> **WRITTEN PROBLEM**: For each line below that includes the word "title", make a copy.

[Collected data]
****

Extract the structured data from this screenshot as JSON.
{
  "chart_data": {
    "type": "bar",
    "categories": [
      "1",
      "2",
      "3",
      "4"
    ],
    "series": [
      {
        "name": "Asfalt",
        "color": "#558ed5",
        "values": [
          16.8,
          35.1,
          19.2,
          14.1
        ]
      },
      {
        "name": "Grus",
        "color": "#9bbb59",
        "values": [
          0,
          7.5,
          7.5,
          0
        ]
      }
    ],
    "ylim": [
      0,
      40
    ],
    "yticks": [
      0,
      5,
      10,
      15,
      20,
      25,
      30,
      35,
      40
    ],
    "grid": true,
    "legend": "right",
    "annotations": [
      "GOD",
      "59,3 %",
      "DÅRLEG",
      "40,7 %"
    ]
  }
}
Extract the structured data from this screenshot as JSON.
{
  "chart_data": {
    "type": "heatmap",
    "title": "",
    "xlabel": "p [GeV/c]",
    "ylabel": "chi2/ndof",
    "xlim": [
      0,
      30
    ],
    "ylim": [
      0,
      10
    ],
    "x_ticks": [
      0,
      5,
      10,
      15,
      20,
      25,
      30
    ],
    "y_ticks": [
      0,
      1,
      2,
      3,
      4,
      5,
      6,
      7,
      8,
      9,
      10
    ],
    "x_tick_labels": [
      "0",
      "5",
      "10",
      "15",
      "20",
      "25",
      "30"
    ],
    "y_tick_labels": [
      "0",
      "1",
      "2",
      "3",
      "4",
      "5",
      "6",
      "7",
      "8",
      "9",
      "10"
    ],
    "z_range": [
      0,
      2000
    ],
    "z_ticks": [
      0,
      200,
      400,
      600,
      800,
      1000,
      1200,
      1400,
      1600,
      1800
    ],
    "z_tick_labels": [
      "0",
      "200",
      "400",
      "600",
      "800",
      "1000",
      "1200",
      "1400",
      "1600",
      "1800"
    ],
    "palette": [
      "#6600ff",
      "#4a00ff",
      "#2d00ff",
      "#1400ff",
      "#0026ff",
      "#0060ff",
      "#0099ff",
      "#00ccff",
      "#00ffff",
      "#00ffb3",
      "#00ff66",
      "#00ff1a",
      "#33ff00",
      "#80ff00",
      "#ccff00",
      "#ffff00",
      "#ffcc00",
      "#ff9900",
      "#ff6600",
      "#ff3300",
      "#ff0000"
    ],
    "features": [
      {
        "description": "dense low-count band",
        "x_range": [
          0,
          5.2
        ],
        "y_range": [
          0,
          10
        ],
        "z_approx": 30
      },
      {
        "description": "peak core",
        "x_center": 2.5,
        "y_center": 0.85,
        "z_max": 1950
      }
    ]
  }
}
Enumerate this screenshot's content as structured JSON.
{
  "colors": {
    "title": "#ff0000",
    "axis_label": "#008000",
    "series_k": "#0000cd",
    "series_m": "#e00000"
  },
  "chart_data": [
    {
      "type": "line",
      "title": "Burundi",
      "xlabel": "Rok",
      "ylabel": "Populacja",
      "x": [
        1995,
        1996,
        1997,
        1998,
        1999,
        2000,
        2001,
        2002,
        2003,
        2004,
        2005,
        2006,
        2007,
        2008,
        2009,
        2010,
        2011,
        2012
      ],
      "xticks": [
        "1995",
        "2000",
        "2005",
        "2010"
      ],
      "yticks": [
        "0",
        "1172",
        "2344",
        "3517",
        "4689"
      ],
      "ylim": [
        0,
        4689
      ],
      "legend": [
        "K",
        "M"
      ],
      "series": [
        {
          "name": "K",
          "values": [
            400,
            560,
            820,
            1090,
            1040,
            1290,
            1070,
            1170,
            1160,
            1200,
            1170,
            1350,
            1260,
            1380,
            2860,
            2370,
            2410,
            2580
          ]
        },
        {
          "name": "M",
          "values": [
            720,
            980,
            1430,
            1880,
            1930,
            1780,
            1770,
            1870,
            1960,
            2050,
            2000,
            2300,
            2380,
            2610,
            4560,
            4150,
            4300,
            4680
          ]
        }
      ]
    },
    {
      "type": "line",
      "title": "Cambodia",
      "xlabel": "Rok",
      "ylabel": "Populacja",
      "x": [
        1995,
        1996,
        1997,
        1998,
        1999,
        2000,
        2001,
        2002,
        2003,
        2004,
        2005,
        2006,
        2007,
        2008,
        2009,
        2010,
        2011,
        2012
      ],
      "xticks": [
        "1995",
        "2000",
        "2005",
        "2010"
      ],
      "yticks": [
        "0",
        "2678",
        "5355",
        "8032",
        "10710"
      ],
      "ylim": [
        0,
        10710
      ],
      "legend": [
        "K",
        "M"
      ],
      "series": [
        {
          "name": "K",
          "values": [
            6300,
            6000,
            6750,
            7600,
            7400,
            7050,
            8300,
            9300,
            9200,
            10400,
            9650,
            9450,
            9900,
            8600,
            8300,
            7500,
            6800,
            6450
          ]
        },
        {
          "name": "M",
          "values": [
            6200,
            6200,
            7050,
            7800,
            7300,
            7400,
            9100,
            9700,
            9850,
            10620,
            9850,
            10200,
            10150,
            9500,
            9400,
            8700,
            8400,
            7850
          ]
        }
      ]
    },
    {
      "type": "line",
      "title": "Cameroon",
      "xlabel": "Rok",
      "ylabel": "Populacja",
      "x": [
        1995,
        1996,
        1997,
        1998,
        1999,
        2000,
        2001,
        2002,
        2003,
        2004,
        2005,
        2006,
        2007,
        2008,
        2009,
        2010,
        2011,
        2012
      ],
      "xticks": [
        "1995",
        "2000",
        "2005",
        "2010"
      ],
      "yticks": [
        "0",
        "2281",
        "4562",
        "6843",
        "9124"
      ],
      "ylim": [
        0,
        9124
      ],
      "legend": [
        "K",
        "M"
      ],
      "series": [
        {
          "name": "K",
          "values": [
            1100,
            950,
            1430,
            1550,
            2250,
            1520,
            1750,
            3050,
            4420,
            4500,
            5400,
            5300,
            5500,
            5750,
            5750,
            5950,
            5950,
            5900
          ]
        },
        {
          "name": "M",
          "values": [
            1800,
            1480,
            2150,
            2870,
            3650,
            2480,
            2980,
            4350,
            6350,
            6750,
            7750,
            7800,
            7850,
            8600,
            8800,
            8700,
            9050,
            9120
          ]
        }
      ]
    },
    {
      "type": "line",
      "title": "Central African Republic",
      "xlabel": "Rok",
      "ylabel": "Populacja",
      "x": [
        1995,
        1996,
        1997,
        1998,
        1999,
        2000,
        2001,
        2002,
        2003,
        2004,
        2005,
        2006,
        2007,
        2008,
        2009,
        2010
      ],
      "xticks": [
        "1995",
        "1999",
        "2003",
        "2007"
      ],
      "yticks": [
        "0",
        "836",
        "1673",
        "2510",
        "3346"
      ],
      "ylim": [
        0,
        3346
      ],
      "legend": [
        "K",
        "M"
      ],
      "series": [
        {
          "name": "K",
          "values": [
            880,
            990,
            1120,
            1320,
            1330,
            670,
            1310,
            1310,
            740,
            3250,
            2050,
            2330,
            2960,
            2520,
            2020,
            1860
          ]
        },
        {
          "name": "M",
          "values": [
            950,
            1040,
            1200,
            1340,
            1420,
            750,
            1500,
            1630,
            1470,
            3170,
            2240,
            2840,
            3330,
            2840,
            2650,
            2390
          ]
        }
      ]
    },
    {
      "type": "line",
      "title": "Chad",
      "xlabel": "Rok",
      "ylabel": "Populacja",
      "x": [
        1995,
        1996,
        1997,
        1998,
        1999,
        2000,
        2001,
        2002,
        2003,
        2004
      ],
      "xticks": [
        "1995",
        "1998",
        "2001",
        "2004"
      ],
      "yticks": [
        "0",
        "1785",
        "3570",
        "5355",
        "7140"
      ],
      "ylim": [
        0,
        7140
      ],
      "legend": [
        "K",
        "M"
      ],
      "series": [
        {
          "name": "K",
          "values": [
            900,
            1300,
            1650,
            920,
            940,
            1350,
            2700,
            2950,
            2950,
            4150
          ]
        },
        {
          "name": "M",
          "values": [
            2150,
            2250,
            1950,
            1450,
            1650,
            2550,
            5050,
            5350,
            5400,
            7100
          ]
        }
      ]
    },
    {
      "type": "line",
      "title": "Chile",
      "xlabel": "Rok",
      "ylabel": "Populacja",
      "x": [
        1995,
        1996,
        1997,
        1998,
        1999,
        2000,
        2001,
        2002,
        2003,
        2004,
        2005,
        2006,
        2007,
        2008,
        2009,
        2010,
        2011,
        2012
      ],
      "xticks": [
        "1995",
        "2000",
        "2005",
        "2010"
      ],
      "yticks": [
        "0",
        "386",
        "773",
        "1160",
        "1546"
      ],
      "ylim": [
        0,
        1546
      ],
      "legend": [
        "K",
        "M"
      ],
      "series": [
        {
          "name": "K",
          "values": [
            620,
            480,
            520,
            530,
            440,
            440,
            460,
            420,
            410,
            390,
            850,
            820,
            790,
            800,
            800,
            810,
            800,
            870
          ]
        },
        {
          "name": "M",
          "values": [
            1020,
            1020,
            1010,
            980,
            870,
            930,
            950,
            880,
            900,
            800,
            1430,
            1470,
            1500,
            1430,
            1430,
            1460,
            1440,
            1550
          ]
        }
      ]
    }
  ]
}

****

> **ANSWER TO THIS TASK**:
    "title": "",
    "title": "#ff0000",
      "title": "Burundi",
      "title": "Cambodia",
      "title": "Cameroon",
      "title": "Central African Republic",
      "title": "Chad",
      "title": "Chile",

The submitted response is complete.